Reproduce every record below exactly as written, leaving out any pictures.
* START Material for the task *
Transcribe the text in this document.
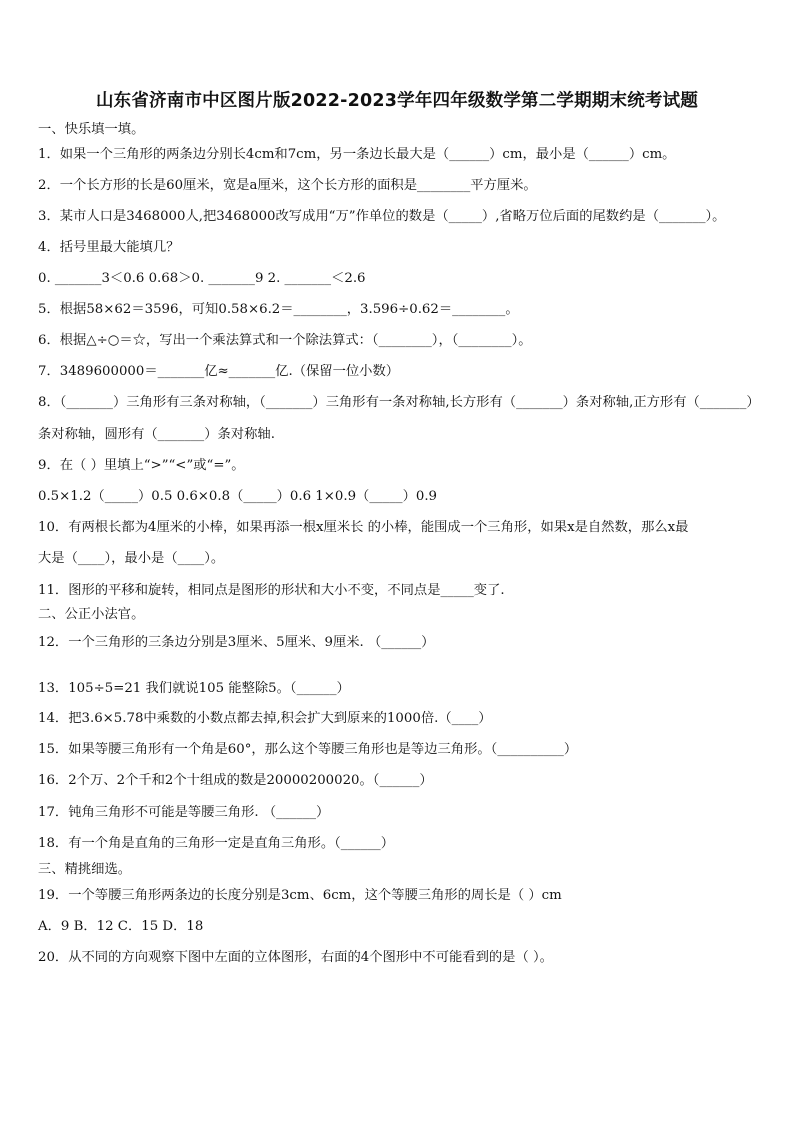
山东省济南市中区图片版2022-2023学年四年级数学第二学期期末统考试题
一、快乐填一填。
1．如果一个三角形的两条边分别长4cm和7cm，另一条边长最大是（______）cm，最小是（______）cm。
2．一个长方形的长是60厘米，宽是a厘米，这个长方形的面积是________平方厘米。
3．某市人口是3468000人,把3468000改写成用“万”作单位的数是（_____）,省略万位后面的尾数约是（_______）。
4．括号里最大能填几？
0. _______3＜0.6 0.68＞0. _______9 2. _______＜2.6
5．根据58×62＝3596，可知0.58×6.2＝________，3.596÷0.62＝________。
6．根据△÷○＝☆，写出一个乘法算式和一个除法算式：（________），（________）。
7．3489600000＝_______亿≈_______亿.（保留一位小数）
8．（_______）三角形有三条对称轴，（_______）三角形有一条对称轴,长方形有（_______）条对称轴,正方形有（_______）
条对称轴，圆形有（_______）条对称轴.
9．在（ ）里填上“>”“<”或“=”。
0.5×1.2（_____）0.5 0.6×0.8（_____）0.6 1×0.9（_____）0.9
10．有两根长都为4厘米的小棒，如果再添一根x厘米长 的小棒，能围成一个三角形，如果x是自然数，那么x最
大是（____），最小是（____）。
11．图形的平移和旋转，相同点是图形的形状和大小不变，不同点是_____变了.
二、公正小法官。
12．一个三角形的三条边分别是3厘米、5厘米、9厘米. （______）
13．105÷5=21 我们就说105 能整除5。（______）
14．把3.6×5.78中乘数的小数点都去掉,积会扩大到原来的1000倍.（____）
15．如果等腰三角形有一个角是60°，那么这个等腰三角形也是等边三角形。（__________）
16．2个万、2个千和2个十组成的数是20000200020。（______）
17．钝角三角形不可能是等腰三角形. （______）
18．有一个角是直角的三角形一定是直角三角形。（______）
三、精挑细选。
19．一个等腰三角形两条边的长度分别是3cm、6cm，这个等腰三角形的周长是（ ）cm
A．9 B．12 C．15 D．18
20．从不同的方向观察下图中左面的立体图形，右面的4个图形中不可能看到的是（ ）。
* END Material for the task *
* _Correct output_:
Transcribe the text in this document.
山东省济南市中区图片版2022-2023学年四年级数学第二学期期末统考试题
一、快乐填一填。
1．如果一个三角形的两条边分别长4cm和7cm，另一条边长最大是（______）cm，最小是（______）cm。
2．一个长方形的长是60厘米，宽是a厘米，这个长方形的面积是________平方厘米。
3．某市人口是3468000人,把3468000改写成用“万”作单位的数是（_____）,省略万位后面的尾数约是（_______）。
4．括号里最大能填几？
0. _______3＜0.6 0.68＞0. _______9 2. _______＜2.6
5．根据58×62＝3596，可知0.58×6.2＝________，3.596÷0.62＝________。
6．根据△÷○＝☆，写出一个乘法算式和一个除法算式：（________），（________）。
7．3489600000＝_______亿≈_______亿.（保留一位小数）
8．（_______）三角形有三条对称轴，（_______）三角形有一条对称轴,长方形有（_______）条对称轴,正方形有（_______）
条对称轴，圆形有（_______）条对称轴.
9．在（ ）里填上“>”“<”或“=”。
0.5×1.2（_____）0.5 0.6×0.8（_____）0.6 1×0.9（_____）0.9
10．有两根长都为4厘米的小棒，如果再添一根x厘米长 的小棒，能围成一个三角形，如果x是自然数，那么x最
大是（____），最小是（____）。
11．图形的平移和旋转，相同点是图形的形状和大小不变，不同点是_____变了.
二、公正小法官。
12．一个三角形的三条边分别是3厘米、5厘米、9厘米. （______）
13．105÷5=21 我们就说105 能整除5。（______）
14．把3.6×5.78中乘数的小数点都去掉,积会扩大到原来的1000倍.（____）
15．如果等腰三角形有一个角是60°，那么这个等腰三角形也是等边三角形。（__________）
16．2个万、2个千和2个十组成的数是20000200020。（______）
17．钝角三角形不可能是等腰三角形. （______）
18．有一个角是直角的三角形一定是直角三角形。（______）
三、精挑细选。
19．一个等腰三角形两条边的长度分别是3cm、6cm，这个等腰三角形的周长是（ ）cm
A．9 B．12 C．15 D．18
20．从不同的方向观察下图中左面的立体图形，右面的4个图形中不可能看到的是（ ）。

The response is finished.